=== Requirement ===
Lines holding the string "tailored" are the ones to copy; find them all in the data.
= = =
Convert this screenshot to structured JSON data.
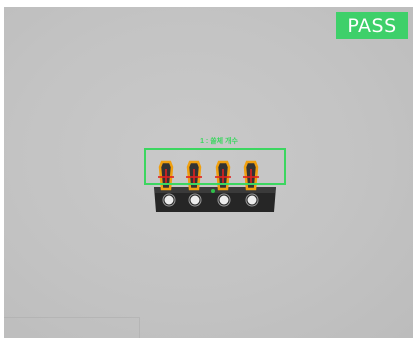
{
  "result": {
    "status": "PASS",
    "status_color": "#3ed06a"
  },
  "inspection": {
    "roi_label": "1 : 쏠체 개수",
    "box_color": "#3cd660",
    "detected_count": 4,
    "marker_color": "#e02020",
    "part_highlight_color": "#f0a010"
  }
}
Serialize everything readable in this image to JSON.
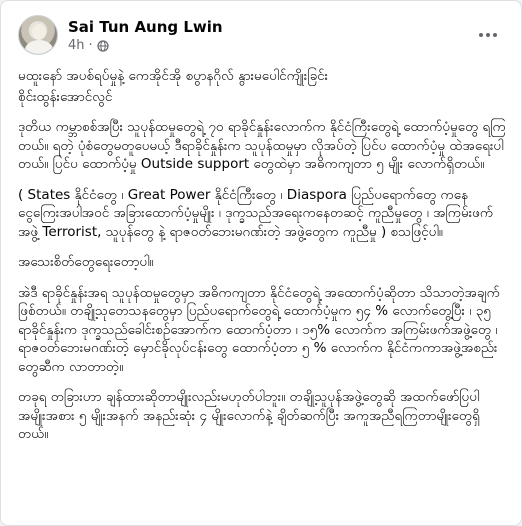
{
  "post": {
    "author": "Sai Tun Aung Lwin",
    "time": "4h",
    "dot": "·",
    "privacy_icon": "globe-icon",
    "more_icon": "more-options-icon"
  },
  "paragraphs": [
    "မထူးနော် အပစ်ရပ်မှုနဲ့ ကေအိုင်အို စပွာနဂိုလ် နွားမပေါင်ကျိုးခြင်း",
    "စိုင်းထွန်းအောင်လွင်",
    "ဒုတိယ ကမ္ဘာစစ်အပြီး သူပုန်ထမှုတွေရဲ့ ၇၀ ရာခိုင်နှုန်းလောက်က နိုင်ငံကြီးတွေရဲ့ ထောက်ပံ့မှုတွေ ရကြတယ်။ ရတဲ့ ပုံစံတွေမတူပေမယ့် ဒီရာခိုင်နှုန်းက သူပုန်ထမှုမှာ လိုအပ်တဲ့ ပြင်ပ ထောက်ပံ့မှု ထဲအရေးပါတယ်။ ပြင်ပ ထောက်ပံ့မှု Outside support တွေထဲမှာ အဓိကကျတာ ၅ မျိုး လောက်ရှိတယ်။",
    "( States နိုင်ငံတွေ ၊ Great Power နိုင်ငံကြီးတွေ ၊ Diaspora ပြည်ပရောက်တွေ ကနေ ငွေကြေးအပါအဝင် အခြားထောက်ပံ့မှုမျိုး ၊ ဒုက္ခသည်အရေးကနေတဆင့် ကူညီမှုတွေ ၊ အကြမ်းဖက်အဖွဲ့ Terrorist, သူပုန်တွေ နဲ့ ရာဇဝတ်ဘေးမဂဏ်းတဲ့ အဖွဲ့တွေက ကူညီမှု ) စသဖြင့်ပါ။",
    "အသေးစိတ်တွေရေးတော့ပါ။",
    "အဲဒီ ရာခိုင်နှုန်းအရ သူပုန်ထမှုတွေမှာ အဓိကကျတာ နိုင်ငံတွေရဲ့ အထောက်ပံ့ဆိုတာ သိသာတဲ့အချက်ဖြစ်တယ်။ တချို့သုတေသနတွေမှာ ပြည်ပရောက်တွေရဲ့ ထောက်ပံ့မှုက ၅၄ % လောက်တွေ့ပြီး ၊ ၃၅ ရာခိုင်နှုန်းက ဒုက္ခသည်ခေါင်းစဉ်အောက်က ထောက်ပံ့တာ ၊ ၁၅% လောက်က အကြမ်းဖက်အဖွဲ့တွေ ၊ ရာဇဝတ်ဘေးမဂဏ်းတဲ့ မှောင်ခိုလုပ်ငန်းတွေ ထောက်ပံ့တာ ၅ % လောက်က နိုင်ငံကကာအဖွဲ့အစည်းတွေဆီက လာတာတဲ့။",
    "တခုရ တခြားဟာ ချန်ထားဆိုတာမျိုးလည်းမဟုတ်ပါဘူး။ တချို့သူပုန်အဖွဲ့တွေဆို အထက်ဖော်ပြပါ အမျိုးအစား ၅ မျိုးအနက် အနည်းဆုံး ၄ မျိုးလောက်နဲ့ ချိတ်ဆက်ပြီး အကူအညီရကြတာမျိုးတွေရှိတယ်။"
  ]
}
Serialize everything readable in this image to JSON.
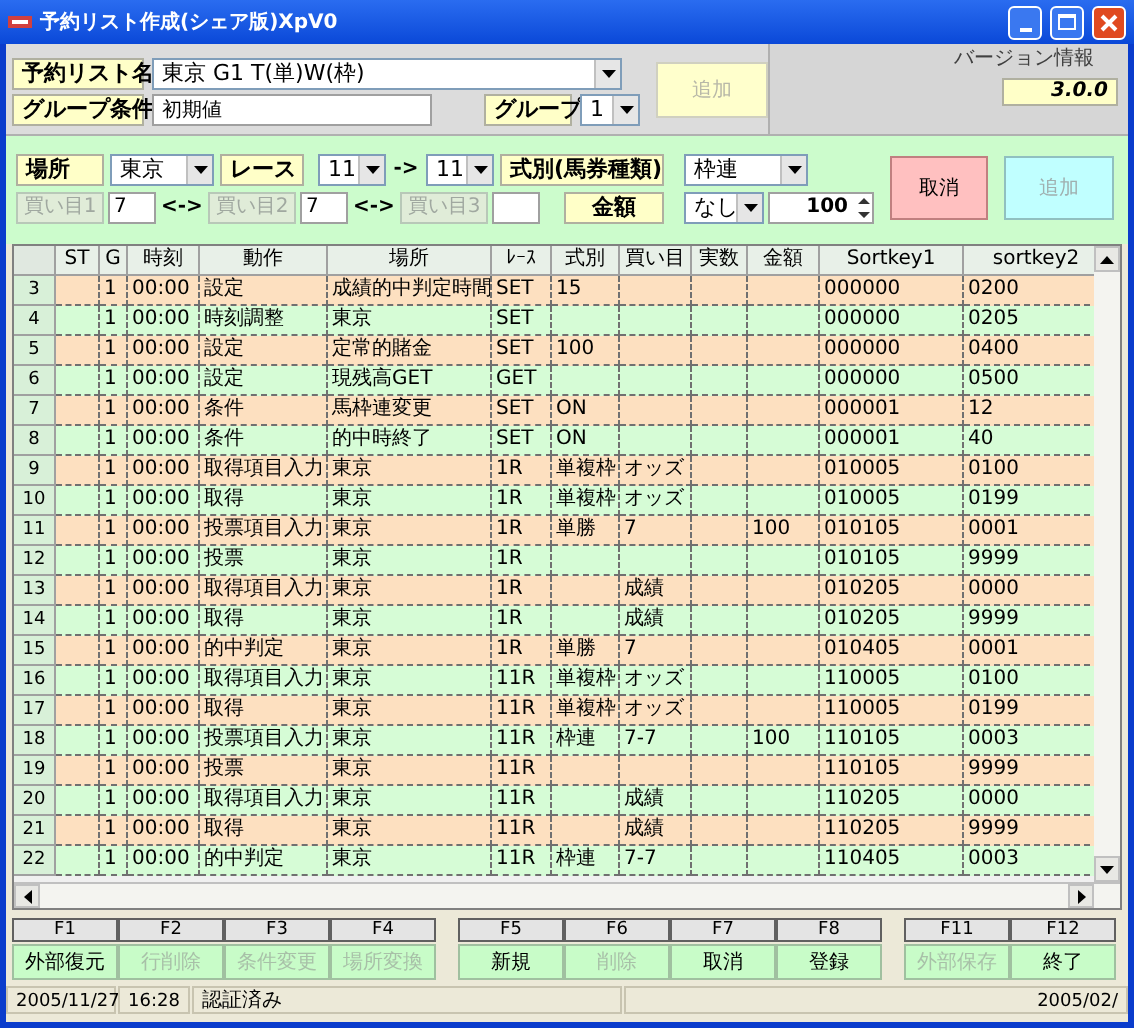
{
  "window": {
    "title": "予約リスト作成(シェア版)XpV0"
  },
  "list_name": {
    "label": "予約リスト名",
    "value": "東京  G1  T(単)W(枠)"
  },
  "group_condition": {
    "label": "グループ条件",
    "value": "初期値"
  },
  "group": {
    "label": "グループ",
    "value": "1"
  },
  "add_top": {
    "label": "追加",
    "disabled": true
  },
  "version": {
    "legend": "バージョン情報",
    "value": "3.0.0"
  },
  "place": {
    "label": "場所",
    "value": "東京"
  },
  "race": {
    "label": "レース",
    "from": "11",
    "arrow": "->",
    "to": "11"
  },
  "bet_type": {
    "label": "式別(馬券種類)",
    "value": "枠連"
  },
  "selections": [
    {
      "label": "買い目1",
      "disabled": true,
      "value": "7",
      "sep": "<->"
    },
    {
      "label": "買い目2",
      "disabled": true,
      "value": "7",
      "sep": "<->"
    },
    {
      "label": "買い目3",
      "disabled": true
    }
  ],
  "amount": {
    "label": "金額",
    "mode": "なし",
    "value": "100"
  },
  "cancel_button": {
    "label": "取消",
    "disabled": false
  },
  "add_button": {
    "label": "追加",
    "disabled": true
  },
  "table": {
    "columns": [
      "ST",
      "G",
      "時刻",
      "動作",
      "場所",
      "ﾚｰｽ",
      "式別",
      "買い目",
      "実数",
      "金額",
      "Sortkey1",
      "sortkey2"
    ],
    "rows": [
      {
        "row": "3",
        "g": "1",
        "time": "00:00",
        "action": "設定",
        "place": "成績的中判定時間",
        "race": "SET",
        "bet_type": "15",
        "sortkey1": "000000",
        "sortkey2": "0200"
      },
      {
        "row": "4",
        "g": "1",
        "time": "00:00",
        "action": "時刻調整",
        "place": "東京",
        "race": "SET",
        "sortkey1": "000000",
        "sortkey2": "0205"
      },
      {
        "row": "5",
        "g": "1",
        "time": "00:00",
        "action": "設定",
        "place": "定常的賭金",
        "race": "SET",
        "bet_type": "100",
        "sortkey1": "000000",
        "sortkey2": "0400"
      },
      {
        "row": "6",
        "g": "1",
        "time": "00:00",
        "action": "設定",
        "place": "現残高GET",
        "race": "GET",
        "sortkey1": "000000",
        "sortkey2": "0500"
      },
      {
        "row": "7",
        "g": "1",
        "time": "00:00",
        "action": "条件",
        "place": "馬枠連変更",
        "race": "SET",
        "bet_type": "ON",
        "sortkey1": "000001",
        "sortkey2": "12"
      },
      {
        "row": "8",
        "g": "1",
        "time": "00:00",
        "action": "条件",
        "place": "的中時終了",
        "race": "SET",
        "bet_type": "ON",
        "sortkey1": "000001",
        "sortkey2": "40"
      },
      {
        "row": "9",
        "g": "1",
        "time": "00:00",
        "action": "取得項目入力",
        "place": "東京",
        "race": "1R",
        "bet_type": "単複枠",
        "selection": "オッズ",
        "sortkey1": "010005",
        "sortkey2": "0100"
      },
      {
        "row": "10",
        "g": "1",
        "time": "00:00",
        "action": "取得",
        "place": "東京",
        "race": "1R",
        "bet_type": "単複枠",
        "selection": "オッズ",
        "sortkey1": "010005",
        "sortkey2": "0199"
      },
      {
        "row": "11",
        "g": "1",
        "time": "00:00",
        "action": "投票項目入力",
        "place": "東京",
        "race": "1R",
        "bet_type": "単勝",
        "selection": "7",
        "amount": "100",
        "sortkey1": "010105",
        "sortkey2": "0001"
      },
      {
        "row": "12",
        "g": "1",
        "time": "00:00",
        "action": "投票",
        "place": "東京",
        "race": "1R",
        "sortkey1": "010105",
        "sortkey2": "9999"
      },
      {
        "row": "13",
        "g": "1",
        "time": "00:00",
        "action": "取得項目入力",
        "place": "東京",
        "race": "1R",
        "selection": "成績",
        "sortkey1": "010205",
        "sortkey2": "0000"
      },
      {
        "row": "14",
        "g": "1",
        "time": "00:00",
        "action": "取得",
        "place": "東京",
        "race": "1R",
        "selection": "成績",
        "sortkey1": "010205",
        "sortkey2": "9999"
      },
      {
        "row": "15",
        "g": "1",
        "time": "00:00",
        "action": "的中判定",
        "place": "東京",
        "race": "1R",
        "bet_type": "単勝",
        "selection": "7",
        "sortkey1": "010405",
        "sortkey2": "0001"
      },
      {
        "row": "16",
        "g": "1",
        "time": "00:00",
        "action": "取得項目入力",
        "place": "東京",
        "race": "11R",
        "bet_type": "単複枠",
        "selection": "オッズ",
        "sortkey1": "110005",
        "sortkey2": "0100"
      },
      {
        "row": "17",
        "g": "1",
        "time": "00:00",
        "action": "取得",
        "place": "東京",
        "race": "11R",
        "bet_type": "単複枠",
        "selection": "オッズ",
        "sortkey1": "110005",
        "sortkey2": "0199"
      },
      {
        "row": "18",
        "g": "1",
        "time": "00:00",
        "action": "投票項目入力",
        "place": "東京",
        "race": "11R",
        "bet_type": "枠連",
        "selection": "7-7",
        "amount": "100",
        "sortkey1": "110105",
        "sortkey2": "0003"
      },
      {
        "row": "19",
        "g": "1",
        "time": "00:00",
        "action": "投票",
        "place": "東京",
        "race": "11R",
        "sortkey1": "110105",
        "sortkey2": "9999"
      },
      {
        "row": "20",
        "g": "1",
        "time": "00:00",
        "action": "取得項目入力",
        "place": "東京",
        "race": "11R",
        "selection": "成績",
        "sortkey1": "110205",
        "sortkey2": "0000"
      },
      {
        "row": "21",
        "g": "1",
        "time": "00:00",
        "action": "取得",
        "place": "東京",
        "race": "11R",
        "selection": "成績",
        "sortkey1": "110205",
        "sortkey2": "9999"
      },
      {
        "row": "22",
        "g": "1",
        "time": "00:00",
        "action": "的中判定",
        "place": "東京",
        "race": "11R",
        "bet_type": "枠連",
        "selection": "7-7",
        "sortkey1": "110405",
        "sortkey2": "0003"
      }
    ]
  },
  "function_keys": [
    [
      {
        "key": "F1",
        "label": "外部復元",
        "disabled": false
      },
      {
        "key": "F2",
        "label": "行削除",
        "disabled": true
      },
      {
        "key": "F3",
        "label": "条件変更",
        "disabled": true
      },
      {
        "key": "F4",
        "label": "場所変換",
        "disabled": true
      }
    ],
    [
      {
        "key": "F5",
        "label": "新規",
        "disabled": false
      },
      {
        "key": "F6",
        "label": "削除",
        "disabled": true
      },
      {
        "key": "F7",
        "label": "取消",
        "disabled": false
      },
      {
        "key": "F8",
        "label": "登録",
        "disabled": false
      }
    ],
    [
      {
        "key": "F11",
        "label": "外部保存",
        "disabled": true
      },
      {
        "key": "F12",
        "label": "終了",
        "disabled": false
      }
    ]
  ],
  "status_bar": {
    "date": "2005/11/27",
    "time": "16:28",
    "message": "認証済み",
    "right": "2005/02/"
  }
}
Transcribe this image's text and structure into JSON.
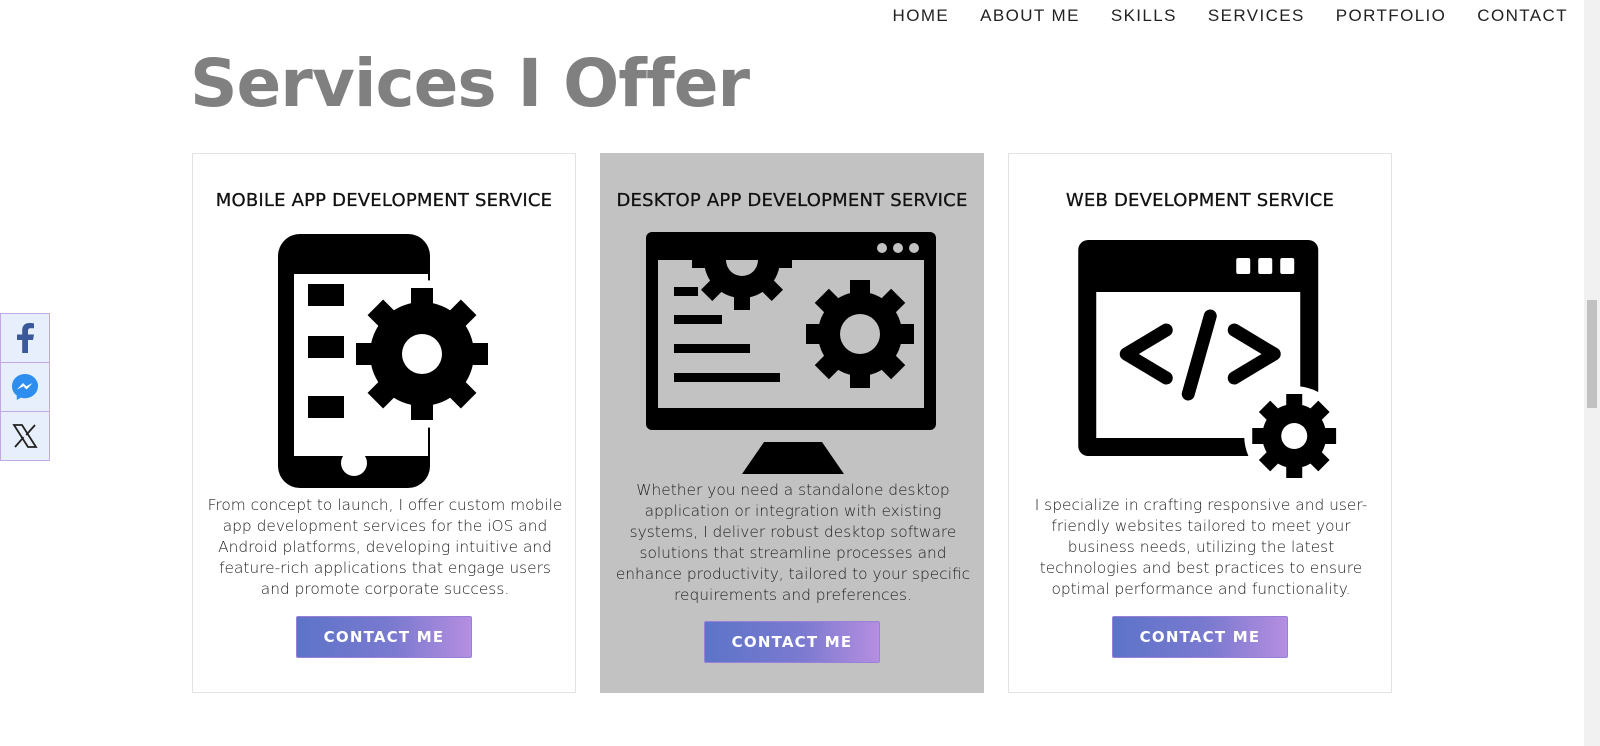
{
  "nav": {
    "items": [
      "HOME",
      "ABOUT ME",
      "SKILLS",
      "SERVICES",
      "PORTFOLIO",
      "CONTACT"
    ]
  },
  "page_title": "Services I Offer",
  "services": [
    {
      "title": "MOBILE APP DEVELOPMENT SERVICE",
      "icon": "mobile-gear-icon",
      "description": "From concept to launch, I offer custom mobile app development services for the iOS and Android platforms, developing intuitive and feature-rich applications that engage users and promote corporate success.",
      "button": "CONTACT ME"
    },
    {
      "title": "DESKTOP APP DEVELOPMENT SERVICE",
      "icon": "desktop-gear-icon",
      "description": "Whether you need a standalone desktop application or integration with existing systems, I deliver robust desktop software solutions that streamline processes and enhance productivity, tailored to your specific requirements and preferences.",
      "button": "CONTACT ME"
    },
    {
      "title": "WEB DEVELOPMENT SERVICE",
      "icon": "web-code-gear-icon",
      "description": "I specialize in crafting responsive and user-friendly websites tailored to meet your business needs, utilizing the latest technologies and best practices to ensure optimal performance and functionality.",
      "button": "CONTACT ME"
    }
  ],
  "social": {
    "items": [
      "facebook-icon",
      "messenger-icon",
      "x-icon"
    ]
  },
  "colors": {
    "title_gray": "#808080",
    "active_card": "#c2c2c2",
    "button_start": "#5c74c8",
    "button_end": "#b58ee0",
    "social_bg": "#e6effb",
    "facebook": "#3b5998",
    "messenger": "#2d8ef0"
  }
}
= = =
=== Output for this exercise ===
      "description": "Whether you need a standalone desktop application or integration with existing systems, I deliver robust desktop software solutions that streamline processes and enhance productivity, tailored to your specific requirements and preferences.",
      "description": "I specialize in crafting responsive and user-friendly websites tailored to meet your business needs, utilizing the latest technologies and best practices to ensure optimal performance and functionality.",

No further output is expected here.